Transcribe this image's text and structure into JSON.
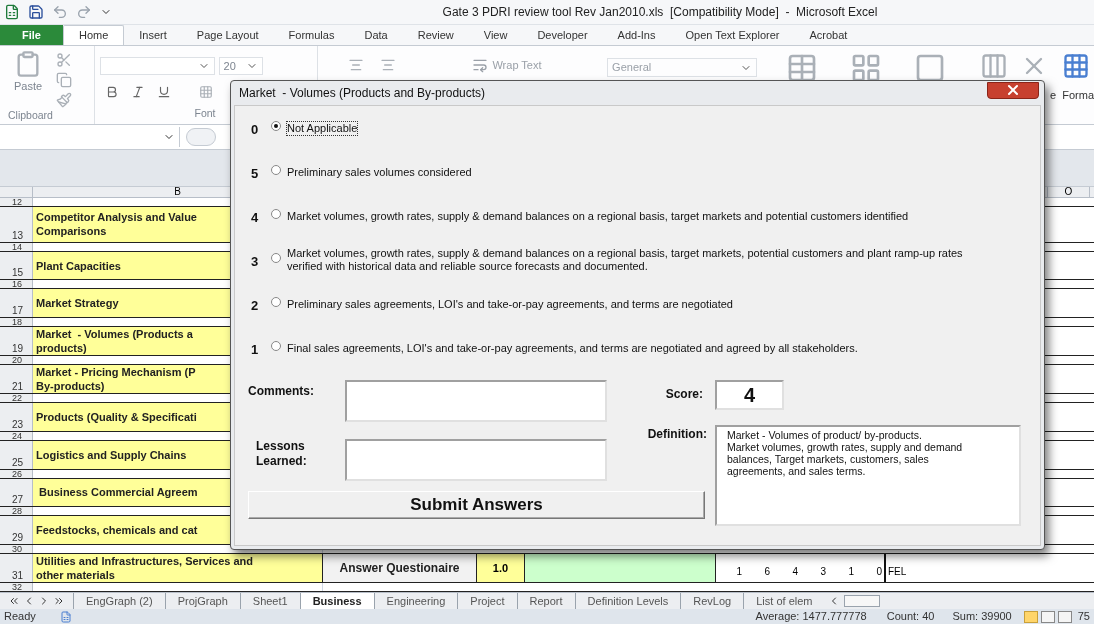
{
  "window": {
    "title": "Gate 3 PDRI review tool Rev Jan2010.xls  [Compatibility Mode]  -  Microsoft Excel"
  },
  "ribbon_tabs": [
    {
      "label": "File",
      "kind": "file",
      "selected": false
    },
    {
      "label": "Home",
      "kind": "tab",
      "selected": true
    },
    {
      "label": "Insert",
      "kind": "tab",
      "selected": false
    },
    {
      "label": "Page Layout",
      "kind": "tab",
      "selected": false
    },
    {
      "label": "Formulas",
      "kind": "tab",
      "selected": false
    },
    {
      "label": "Data",
      "kind": "tab",
      "selected": false
    },
    {
      "label": "Review",
      "kind": "tab",
      "selected": false
    },
    {
      "label": "View",
      "kind": "tab",
      "selected": false
    },
    {
      "label": "Developer",
      "kind": "tab",
      "selected": false
    },
    {
      "label": "Add-Ins",
      "kind": "tab",
      "selected": false
    },
    {
      "label": "Open Text Explorer",
      "kind": "tab",
      "selected": false
    },
    {
      "label": "Acrobat",
      "kind": "tab",
      "selected": false
    }
  ],
  "ribbon": {
    "paste": "Paste",
    "clipboard_group": "Clipboard",
    "font_group": "Font",
    "font_size": "20",
    "wrap_text": "Wrap Text",
    "number_format": "General",
    "delete_fragment": "e",
    "format": "Forma"
  },
  "sheet": {
    "columns": [
      "B",
      "O"
    ],
    "rows": [
      {
        "number": "12",
        "kind": "spacer"
      },
      {
        "number": "13",
        "kind": "item",
        "label": "Competitor Analysis and Value\nComparisons"
      },
      {
        "number": "14",
        "kind": "spacer"
      },
      {
        "number": "15",
        "kind": "item",
        "label": "Plant Capacities"
      },
      {
        "number": "16",
        "kind": "spacer"
      },
      {
        "number": "17",
        "kind": "item",
        "label": "Market Strategy"
      },
      {
        "number": "18",
        "kind": "spacer"
      },
      {
        "number": "19",
        "kind": "item",
        "label": "Market  - Volumes (Products a\nproducts)"
      },
      {
        "number": "20",
        "kind": "spacer"
      },
      {
        "number": "21",
        "kind": "item",
        "label": "Market - Pricing Mechanism (P\nBy-products)"
      },
      {
        "number": "22",
        "kind": "spacer"
      },
      {
        "number": "23",
        "kind": "item",
        "label": "Products (Quality & Specificati"
      },
      {
        "number": "24",
        "kind": "spacer"
      },
      {
        "number": "25",
        "kind": "item",
        "label": "Logistics and Supply Chains"
      },
      {
        "number": "26",
        "kind": "spacer"
      },
      {
        "number": "27",
        "kind": "item",
        "label": " Business Commercial Agreem"
      },
      {
        "number": "28",
        "kind": "spacer"
      },
      {
        "number": "29",
        "kind": "item",
        "label": "Feedstocks, chemicals and cat"
      },
      {
        "number": "30",
        "kind": "spacer"
      },
      {
        "number": "31",
        "kind": "full",
        "label": "Utilities and Infrastructures, Services and\nother materials",
        "action": "Answer Questionaire",
        "score": "1.0",
        "figures": [
          "1",
          "6",
          "4",
          "3",
          "1",
          "0"
        ],
        "tag": "FEL"
      },
      {
        "number": "32",
        "kind": "spacer"
      }
    ]
  },
  "sheet_tabs": [
    {
      "label": "EngGraph (2)",
      "selected": false
    },
    {
      "label": "ProjGraph",
      "selected": false
    },
    {
      "label": "Sheet1",
      "selected": false
    },
    {
      "label": "Business",
      "selected": true
    },
    {
      "label": "Engineering",
      "selected": false
    },
    {
      "label": "Project",
      "selected": false
    },
    {
      "label": "Report",
      "selected": false
    },
    {
      "label": "Definition Levels",
      "selected": false
    },
    {
      "label": "RevLog",
      "selected": false
    },
    {
      "label": "List of elem",
      "selected": false
    }
  ],
  "status_bar": {
    "mode": "Ready",
    "average": "Average: 1477.777778",
    "count": "Count: 40",
    "sum": "Sum: 39900",
    "zoom": "75",
    "views": [
      {
        "selected": true
      },
      {
        "selected": false
      },
      {
        "selected": false
      }
    ]
  },
  "dialog": {
    "title": "Market  - Volumes (Products and By-products)",
    "options": [
      {
        "score": "0",
        "label": "Not Applicable",
        "selected": true
      },
      {
        "score": "5",
        "label": "Preliminary sales volumes considered",
        "selected": false
      },
      {
        "score": "4",
        "label": "Market volumes, growth rates, supply & demand balances on a regional basis, target markets and potential customers identified",
        "selected": false
      },
      {
        "score": "3",
        "label": "Market volumes, growth rates, supply & demand balances on a regional basis, target markets, potential customers and plant ramp-up rates\nverified with historical data and reliable source forecasts and documented.",
        "selected": false
      },
      {
        "score": "2",
        "label": "Preliminary sales agreements, LOI's and take-or-pay agreements, and terms are negotiated",
        "selected": false
      },
      {
        "score": "1",
        "label": "Final sales agreements, LOI's and take-or-pay agreements, and terms are negotiated and agreed by all stakeholders.",
        "selected": false
      }
    ],
    "comments_label": "Comments:",
    "lessons_label": "Lessons\nLearned:",
    "score_label": "Score:",
    "score": "4",
    "definition_label": "Definition:",
    "definition": "Market - Volumes of product/ by-products.\nMarket volumes, growth rates, supply and demand balances, Target markets, customers, sales agreements, and sales terms.",
    "submit": "Submit Answers"
  }
}
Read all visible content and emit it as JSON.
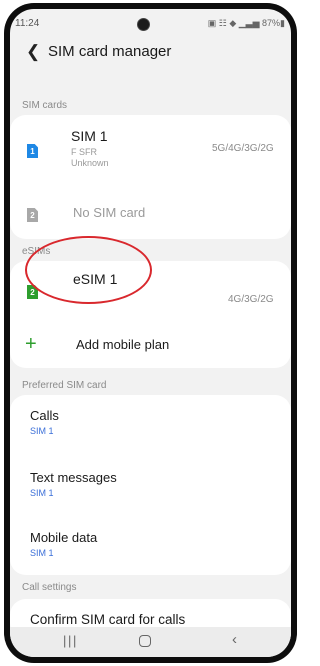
{
  "status_bar": {
    "time": "11:24",
    "battery": "87%"
  },
  "header": {
    "back_icon": "chevron-left-icon",
    "title": "SIM card manager"
  },
  "sections": {
    "sim_cards": "SIM cards",
    "esims": "eSIMs",
    "preferred": "Preferred SIM card",
    "call_settings": "Call settings"
  },
  "sim_cards": [
    {
      "name": "SIM 1",
      "carrier": "F SFR",
      "number": "Unknown",
      "network": "5G/4G/3G/2G",
      "badge": "1",
      "color": "#1e88e5"
    },
    {
      "name": "No SIM card",
      "badge": "2",
      "color": "#9e9e9e"
    }
  ],
  "esims": [
    {
      "name": "eSIM 1",
      "network": "4G/3G/2G",
      "badge": "2",
      "color": "#2e9e2e"
    }
  ],
  "add_plan": {
    "icon": "plus-icon",
    "label": "Add mobile plan",
    "color": "#2e9e2e"
  },
  "preferred": [
    {
      "label": "Calls",
      "value": "SIM 1"
    },
    {
      "label": "Text messages",
      "value": "SIM 1"
    },
    {
      "label": "Mobile data",
      "value": "SIM 1"
    }
  ],
  "call_settings": {
    "confirm_label": "Confirm SIM card for calls"
  },
  "nav_bar": {
    "recents_icon": "recents-icon",
    "home_icon": "home-icon",
    "back_icon": "back-icon"
  },
  "accent_colors": {
    "highlight_circle": "#d9282d",
    "link_blue": "#3b6fd8"
  }
}
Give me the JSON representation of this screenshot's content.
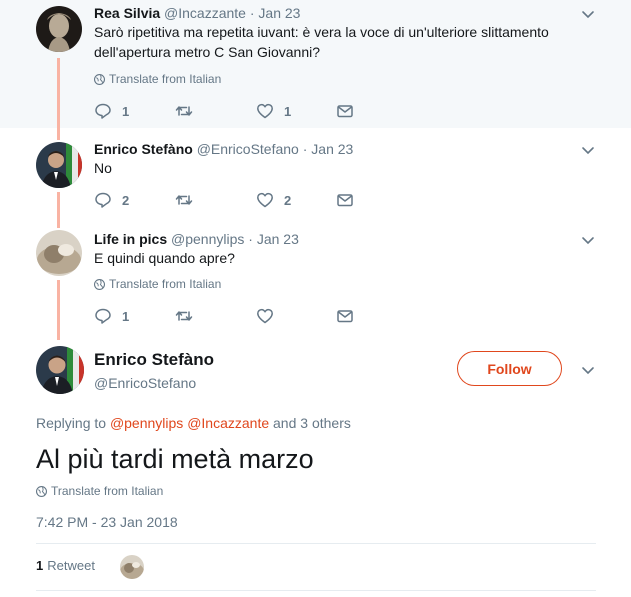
{
  "thread": [
    {
      "name": "Rea Silvia",
      "handle": "@Incazzante",
      "separator": "·",
      "date": "Jan 23",
      "text": "Sarò ripetitiva ma repetita iuvant: è vera la voce di un'ulteriore slittamento dell'apertura metro C San Giovanni?",
      "translate": "Translate from Italian",
      "replies": "1",
      "retweets": "",
      "likes": "1",
      "avatar_icon": "statue-avatar"
    },
    {
      "name": "Enrico Stefàno",
      "handle": "@EnricoStefano",
      "separator": "·",
      "date": "Jan 23",
      "text": "No",
      "replies": "2",
      "retweets": "",
      "likes": "2",
      "avatar_icon": "portrait-avatar"
    },
    {
      "name": "Life in pics",
      "handle": "@pennylips",
      "separator": "·",
      "date": "Jan 23",
      "text": "E quindi quando apre?",
      "translate": "Translate from Italian",
      "replies": "1",
      "retweets": "",
      "likes": "",
      "avatar_icon": "photo-avatar"
    }
  ],
  "main_tweet": {
    "name": "Enrico Stefàno",
    "handle": "@EnricoStefano",
    "follow_label": "Follow",
    "replying_prefix": "Replying to",
    "mention_1": "@pennylips",
    "mention_2": "@Incazzante",
    "replying_suffix": "and 3 others",
    "text": "Al più tardi metà marzo",
    "translate": "Translate from Italian",
    "timestamp": "7:42 PM - 23 Jan 2018",
    "retweet_count": "1",
    "retweet_label": "Retweet"
  },
  "colors": {
    "accent": "#e0471d",
    "muted": "#657786",
    "thread_line": "#f9b3a3",
    "context_bg": "#f5f8fa"
  }
}
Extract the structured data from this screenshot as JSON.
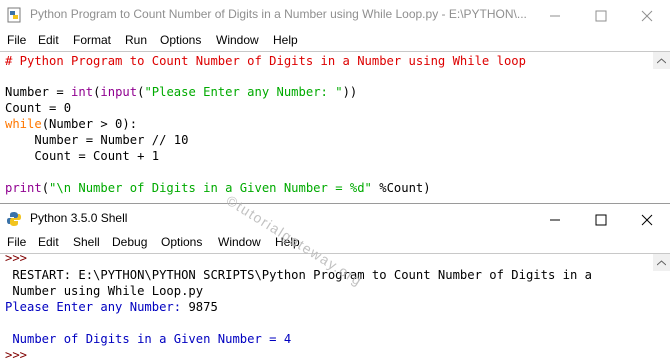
{
  "editor": {
    "title": "Python Program to Count Number of Digits in a Number using While Loop.py - E:\\PYTHON\\...",
    "menu": [
      "File",
      "Edit",
      "Format",
      "Run",
      "Options",
      "Window",
      "Help"
    ],
    "code": {
      "comment": "# Python Program to Count Number of Digits in a Number using While loop",
      "l1a": "Number = ",
      "l1b": "int",
      "l1c": "(",
      "l1d": "input",
      "l1e": "(",
      "l1f": "\"Please Enter any Number: \"",
      "l1g": "))",
      "l2": "Count = 0",
      "l3a": "while",
      "l3b": "(Number > 0):",
      "l4": "    Number = Number // 10",
      "l5": "    Count = Count + 1",
      "l6a": "print",
      "l6b": "(",
      "l6c": "\"\\n Number of Digits in a Given Number = %d\"",
      "l6d": " %Count)"
    }
  },
  "shell": {
    "title": "Python 3.5.0 Shell",
    "menu": [
      "File",
      "Edit",
      "Shell",
      "Debug",
      "Options",
      "Window",
      "Help"
    ],
    "lines": {
      "p1": ">>>",
      "restart1": " RESTART: E:\\PYTHON\\PYTHON SCRIPTS\\Python Program to Count Number of Digits in a",
      "restart2": " Number using While Loop.py",
      "ask": "Please Enter any Number: ",
      "input": "9875",
      "result": " Number of Digits in a Given Number = 4",
      "p2": ">>>"
    }
  },
  "watermark": "©tutorialgateway.org"
}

= WHAT IS REQUIRED =
Look over the listing. Pull out every line with the string "content" in it.

= ANSWER FOR THE TASK =
Read all visible content and emit it as JSON.
Give me the JSON representation of this screenshot's content.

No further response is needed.